[start RECORD LIST]

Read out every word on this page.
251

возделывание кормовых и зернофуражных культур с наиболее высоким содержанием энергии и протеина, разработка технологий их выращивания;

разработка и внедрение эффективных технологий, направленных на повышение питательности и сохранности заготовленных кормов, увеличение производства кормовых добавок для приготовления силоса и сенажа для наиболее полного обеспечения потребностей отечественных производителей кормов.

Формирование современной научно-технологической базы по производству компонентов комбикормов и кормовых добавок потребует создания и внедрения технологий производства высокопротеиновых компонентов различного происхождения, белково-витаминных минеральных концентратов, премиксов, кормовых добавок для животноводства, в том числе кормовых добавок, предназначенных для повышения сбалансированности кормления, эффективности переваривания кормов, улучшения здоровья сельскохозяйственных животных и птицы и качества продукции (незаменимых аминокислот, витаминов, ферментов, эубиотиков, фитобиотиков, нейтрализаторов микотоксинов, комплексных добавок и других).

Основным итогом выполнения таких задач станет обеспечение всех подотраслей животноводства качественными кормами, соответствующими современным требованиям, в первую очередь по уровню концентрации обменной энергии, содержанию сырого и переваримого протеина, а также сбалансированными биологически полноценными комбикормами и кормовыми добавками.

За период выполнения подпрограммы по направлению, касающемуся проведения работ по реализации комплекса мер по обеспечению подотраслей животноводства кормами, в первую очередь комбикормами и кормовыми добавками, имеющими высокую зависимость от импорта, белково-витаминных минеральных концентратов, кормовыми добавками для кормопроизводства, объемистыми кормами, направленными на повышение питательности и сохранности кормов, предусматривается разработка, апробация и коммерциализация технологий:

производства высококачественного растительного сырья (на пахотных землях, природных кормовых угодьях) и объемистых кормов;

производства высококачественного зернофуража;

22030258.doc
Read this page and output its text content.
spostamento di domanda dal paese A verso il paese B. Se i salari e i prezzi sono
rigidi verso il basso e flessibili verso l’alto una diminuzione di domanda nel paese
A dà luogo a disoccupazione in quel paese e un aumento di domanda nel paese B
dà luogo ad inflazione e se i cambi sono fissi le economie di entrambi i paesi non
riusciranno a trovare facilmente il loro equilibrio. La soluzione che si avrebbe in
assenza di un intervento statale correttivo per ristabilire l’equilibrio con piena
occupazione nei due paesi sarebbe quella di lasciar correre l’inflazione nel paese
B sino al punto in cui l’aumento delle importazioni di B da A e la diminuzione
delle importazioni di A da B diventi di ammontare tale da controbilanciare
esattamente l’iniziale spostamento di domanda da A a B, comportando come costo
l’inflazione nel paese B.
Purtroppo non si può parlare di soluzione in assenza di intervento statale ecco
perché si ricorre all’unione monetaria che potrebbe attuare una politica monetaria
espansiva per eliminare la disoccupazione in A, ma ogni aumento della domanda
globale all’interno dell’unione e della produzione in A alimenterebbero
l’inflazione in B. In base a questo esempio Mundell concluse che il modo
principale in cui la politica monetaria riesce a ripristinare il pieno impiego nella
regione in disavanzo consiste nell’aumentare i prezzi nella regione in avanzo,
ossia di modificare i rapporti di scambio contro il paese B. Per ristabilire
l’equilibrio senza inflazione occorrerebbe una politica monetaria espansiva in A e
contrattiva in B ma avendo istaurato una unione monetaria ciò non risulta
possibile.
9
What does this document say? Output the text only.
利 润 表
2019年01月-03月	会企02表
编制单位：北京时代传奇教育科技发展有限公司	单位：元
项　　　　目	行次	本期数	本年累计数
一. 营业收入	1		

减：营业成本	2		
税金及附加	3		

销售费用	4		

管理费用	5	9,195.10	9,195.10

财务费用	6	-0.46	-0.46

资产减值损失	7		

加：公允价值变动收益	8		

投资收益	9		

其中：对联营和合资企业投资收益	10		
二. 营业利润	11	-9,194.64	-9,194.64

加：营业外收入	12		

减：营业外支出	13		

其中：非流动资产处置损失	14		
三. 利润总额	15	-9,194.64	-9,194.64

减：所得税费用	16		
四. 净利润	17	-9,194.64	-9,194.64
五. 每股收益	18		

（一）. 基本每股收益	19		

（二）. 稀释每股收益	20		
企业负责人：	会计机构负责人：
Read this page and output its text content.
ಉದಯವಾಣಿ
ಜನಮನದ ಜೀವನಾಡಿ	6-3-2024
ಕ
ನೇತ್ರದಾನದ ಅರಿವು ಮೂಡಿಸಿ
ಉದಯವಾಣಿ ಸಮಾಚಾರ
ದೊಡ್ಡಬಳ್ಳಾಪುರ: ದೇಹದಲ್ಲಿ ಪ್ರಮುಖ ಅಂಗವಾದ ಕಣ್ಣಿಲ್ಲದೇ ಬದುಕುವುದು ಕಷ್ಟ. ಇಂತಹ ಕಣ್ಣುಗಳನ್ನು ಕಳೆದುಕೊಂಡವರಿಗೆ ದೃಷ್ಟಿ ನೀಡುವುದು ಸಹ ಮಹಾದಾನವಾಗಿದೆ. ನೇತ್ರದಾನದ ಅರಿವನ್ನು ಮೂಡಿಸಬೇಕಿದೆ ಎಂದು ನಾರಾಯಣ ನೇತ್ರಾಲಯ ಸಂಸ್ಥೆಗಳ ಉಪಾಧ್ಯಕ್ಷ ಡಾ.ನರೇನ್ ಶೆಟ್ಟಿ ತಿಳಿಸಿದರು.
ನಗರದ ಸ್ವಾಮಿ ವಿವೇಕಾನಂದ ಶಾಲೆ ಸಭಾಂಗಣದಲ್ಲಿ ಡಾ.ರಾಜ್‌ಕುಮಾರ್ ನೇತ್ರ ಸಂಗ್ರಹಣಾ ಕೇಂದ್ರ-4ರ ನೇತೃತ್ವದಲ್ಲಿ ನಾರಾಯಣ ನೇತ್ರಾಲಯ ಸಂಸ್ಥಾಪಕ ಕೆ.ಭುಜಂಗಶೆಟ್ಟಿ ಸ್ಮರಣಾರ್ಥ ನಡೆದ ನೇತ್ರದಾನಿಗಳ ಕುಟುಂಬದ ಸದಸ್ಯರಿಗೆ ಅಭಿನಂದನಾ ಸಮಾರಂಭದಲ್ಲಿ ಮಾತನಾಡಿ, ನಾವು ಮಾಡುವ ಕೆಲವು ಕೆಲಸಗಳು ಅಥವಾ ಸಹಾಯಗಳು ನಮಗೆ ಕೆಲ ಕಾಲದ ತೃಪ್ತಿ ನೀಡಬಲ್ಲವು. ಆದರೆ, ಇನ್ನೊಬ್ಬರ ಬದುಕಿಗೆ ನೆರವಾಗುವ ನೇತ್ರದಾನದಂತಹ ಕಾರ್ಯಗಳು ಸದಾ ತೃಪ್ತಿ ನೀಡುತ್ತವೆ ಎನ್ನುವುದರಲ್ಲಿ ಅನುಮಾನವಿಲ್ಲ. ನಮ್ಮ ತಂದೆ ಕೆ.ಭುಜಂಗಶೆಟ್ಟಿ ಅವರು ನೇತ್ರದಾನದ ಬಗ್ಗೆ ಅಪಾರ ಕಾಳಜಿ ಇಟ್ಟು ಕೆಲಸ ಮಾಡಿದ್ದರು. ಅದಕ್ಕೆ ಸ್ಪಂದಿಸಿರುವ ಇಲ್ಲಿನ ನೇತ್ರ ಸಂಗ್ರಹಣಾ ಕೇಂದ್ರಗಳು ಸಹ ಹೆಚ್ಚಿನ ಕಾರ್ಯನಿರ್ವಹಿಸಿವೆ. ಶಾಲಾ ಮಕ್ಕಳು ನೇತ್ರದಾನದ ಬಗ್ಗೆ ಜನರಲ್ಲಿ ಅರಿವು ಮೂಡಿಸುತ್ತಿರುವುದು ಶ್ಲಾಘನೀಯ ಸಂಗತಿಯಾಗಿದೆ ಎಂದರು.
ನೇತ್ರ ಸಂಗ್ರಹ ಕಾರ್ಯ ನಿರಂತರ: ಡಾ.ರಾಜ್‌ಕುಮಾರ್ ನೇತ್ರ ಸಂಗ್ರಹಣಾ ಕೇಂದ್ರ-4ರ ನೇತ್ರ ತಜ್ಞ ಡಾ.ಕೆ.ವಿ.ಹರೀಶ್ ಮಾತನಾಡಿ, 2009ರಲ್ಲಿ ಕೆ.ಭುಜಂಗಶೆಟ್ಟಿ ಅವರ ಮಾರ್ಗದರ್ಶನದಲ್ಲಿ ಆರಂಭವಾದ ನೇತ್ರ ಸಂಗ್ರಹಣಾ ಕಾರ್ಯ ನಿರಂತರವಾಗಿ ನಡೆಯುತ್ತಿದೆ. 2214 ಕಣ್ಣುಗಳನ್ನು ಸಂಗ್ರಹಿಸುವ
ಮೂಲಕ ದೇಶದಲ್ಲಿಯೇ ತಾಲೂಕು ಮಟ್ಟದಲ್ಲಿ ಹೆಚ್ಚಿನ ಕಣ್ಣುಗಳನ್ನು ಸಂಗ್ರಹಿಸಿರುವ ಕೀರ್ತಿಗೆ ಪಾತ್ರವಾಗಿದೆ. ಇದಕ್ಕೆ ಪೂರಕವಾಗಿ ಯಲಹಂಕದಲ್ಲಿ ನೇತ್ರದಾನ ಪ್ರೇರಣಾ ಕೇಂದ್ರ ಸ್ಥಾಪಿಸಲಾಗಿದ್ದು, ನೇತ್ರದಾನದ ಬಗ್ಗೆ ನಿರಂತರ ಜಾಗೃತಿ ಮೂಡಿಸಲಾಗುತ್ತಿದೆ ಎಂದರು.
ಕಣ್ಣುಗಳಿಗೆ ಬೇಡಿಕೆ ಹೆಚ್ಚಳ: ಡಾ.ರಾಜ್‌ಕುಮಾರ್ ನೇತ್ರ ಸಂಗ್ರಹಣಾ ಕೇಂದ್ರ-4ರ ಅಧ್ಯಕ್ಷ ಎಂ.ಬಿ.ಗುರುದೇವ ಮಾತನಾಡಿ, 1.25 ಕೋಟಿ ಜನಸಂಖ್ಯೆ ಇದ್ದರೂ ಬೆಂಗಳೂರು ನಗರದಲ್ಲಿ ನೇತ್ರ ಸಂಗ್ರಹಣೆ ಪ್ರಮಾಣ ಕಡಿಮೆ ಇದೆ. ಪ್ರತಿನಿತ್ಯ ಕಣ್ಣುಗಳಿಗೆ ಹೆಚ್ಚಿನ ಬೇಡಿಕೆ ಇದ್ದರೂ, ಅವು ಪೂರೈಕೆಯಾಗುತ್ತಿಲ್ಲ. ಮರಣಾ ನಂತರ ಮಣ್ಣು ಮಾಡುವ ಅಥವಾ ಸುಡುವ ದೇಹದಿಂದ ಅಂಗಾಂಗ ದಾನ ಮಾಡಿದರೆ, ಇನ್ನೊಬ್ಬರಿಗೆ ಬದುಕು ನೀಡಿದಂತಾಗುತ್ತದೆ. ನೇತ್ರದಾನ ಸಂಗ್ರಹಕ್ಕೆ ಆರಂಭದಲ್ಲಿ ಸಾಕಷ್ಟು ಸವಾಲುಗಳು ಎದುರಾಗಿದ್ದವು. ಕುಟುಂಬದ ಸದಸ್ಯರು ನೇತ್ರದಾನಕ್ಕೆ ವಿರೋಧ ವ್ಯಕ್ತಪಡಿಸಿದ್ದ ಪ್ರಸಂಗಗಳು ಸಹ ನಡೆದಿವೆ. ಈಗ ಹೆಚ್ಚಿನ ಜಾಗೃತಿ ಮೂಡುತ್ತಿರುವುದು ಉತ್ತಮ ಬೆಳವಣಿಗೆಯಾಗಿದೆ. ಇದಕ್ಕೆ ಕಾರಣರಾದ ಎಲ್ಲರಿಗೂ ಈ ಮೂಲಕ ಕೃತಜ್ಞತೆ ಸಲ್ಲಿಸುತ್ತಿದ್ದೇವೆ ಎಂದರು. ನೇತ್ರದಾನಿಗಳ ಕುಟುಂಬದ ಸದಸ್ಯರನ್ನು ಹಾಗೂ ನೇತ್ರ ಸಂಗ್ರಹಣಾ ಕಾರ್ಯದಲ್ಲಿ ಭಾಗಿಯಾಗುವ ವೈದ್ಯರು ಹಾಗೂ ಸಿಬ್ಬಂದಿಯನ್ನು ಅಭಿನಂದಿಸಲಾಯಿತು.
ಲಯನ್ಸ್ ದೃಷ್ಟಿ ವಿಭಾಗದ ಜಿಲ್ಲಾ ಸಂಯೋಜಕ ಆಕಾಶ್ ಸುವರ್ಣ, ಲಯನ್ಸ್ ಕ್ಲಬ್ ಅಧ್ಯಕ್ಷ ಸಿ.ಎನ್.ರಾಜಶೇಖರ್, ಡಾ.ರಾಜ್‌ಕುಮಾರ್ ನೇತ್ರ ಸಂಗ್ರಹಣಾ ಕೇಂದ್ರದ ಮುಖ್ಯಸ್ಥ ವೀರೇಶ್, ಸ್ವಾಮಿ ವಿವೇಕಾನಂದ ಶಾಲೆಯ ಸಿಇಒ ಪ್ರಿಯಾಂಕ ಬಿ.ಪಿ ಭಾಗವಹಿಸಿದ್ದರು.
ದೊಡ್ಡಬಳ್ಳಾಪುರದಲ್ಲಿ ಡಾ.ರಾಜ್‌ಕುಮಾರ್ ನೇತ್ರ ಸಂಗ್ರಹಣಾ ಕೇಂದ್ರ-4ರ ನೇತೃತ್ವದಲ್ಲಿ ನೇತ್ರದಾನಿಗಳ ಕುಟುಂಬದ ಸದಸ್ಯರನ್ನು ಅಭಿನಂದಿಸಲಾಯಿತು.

[end RECORD LIST]

From the data, collect all lines where the string "подотраслей" appears.

Основным итогом выполнения таких задач станет обеспечение всех подотраслей животноводства качественными кормами, соответствующими современным требованиям, в первую очередь по уровню концентрации обменной энергии, содержанию сырого и переваримого протеина, а также сбалансированными биологически полноценными комбикормами и кормовыми добавками.
За период выполнения подпрограммы по направлению, касающемуся проведения работ по реализации комплекса мер по обеспечению подотраслей животноводства кормами, в первую очередь комбикормами и кормовыми добавками, имеющими высокую зависимость от импорта, белково-витаминных минеральных концентратов, кормовыми добавками для кормопроизводства, объемистыми кормами, направленными на повышение питательности и сохранности кормов, предусматривается разработка, апробация и коммерциализация технологий:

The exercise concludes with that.